-- Start of AVAILABLE DATA --
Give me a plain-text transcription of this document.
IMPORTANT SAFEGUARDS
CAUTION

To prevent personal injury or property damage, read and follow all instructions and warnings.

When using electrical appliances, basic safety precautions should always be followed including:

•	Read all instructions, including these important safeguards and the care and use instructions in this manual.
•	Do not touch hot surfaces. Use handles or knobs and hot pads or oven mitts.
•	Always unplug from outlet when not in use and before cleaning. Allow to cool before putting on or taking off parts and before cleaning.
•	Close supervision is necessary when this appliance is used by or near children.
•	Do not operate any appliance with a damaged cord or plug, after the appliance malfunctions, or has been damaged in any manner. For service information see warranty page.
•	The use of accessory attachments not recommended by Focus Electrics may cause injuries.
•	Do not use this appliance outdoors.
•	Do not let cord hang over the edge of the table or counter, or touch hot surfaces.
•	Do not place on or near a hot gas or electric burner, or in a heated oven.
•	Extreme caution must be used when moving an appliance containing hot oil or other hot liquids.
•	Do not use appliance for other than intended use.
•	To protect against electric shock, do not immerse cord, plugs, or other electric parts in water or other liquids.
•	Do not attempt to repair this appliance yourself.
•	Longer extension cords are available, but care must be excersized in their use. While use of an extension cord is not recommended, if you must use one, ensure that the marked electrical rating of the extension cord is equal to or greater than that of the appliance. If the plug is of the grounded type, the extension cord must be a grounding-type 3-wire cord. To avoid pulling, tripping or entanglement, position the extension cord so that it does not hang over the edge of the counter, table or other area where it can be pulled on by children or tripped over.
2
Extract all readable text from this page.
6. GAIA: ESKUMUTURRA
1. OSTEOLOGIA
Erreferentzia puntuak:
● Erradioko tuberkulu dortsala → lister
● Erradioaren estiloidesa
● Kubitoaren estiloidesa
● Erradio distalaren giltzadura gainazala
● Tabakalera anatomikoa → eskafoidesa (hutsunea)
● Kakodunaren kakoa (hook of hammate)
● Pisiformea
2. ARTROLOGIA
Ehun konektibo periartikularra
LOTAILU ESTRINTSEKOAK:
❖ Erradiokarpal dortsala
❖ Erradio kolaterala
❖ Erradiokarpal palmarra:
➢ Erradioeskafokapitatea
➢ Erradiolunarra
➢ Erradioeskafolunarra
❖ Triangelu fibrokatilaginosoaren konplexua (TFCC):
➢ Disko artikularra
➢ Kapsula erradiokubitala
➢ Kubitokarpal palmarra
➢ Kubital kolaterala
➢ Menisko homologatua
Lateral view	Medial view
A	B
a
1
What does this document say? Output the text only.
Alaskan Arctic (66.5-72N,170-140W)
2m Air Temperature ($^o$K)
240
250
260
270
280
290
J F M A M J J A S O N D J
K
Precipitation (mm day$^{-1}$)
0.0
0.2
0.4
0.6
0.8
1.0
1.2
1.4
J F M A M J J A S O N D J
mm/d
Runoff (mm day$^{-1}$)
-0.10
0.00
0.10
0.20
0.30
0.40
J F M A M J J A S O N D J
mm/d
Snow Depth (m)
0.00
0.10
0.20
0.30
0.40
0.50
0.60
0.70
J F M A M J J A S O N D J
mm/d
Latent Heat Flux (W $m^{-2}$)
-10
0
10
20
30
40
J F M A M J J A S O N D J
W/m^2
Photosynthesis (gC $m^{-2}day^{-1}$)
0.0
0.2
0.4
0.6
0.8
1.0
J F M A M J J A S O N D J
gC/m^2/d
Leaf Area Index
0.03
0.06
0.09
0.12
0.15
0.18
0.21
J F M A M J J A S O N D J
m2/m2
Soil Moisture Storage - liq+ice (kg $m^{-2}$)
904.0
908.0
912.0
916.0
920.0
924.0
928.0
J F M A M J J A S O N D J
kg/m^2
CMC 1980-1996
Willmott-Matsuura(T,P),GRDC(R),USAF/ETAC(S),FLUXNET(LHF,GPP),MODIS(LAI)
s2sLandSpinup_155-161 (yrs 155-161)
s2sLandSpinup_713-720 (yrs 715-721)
-- End of AVAILABLE DATA --
**AIM OF THE TASK:** Extract all the entries word for word.

**ANSWER:**
Give me a plain-text transcription of this document.
IMPORTANT SAFEGUARDS
CAUTION

To prevent personal injury or property damage, read and follow all instructions and warnings.

When using electrical appliances, basic safety precautions should always be followed including:

•	Read all instructions, including these important safeguards and the care and use instructions in this manual.
•	Do not touch hot surfaces. Use handles or knobs and hot pads or oven mitts.
•	Always unplug from outlet when not in use and before cleaning. Allow to cool before putting on or taking off parts and before cleaning.
•	Close supervision is necessary when this appliance is used by or near children.
•	Do not operate any appliance with a damaged cord or plug, after the appliance malfunctions, or has been damaged in any manner. For service information see warranty page.
•	The use of accessory attachments not recommended by Focus Electrics may cause injuries.
•	Do not use this appliance outdoors.
•	Do not let cord hang over the edge of the table or counter, or touch hot surfaces.
•	Do not place on or near a hot gas or electric burner, or in a heated oven.
•	Extreme caution must be used when moving an appliance containing hot oil or other hot liquids.
•	Do not use appliance for other than intended use.
•	To protect against electric shock, do not immerse cord, plugs, or other electric parts in water or other liquids.
•	Do not attempt to repair this appliance yourself.
•	Longer extension cords are available, but care must be excersized in their use. While use of an extension cord is not recommended, if you must use one, ensure that the marked electrical rating of the extension cord is equal to or greater than that of the appliance. If the plug is of the grounded type, the extension cord must be a grounding-type 3-wire cord. To avoid pulling, tripping or entanglement, position the extension cord so that it does not hang over the edge of the counter, table or other area where it can be pulled on by children or tripped over.
2
Extract all readable text from this page.
6. GAIA: ESKUMUTURRA
1. OSTEOLOGIA
Erreferentzia puntuak:
● Erradioko tuberkulu dortsala → lister
● Erradioaren estiloidesa
● Kubitoaren estiloidesa
● Erradio distalaren giltzadura gainazala
● Tabakalera anatomikoa → eskafoidesa (hutsunea)
● Kakodunaren kakoa (hook of hammate)
● Pisiformea
2. ARTROLOGIA
Ehun konektibo periartikularra
LOTAILU ESTRINTSEKOAK:
❖ Erradiokarpal dortsala
❖ Erradio kolaterala
❖ Erradiokarpal palmarra:
➢ Erradioeskafokapitatea
➢ Erradiolunarra
➢ Erradioeskafolunarra
❖ Triangelu fibrokatilaginosoaren konplexua (TFCC):
➢ Disko artikularra
➢ Kapsula erradiokubitala
➢ Kubitokarpal palmarra
➢ Kubital kolaterala
➢ Menisko homologatua
Lateral view	Medial view
A	B
a
1
What does this document say? Output the text only.
Alaskan Arctic (66.5-72N,170-140W)
2m Air Temperature ($^o$K)
240
250
260
270
280
290
J F M A M J J A S O N D J
K
Precipitation (mm day$^{-1}$)
0.0
0.2
0.4
0.6
0.8
1.0
1.2
1.4
J F M A M J J A S O N D J
mm/d
Runoff (mm day$^{-1}$)
-0.10
0.00
0.10
0.20
0.30
0.40
J F M A M J J A S O N D J
mm/d
Snow Depth (m)
0.00
0.10
0.20
0.30
0.40
0.50
0.60
0.70
J F M A M J J A S O N D J
mm/d
Latent Heat Flux (W $m^{-2}$)
-10
0
10
20
30
40
J F M A M J J A S O N D J
W/m^2
Photosynthesis (gC $m^{-2}day^{-1}$)
0.0
0.2
0.4
0.6
0.8
1.0
J F M A M J J A S O N D J
gC/m^2/d
Leaf Area Index
0.03
0.06
0.09
0.12
0.15
0.18
0.21
J F M A M J J A S O N D J
m2/m2
Soil Moisture Storage - liq+ice (kg $m^{-2}$)
904.0
908.0
912.0
916.0
920.0
924.0
928.0
J F M A M J J A S O N D J
kg/m^2
CMC 1980-1996
Willmott-Matsuura(T,P),GRDC(R),USAF/ETAC(S),FLUXNET(LHF,GPP),MODIS(LAI)
s2sLandSpinup_155-161 (yrs 155-161)
s2sLandSpinup_713-720 (yrs 715-721)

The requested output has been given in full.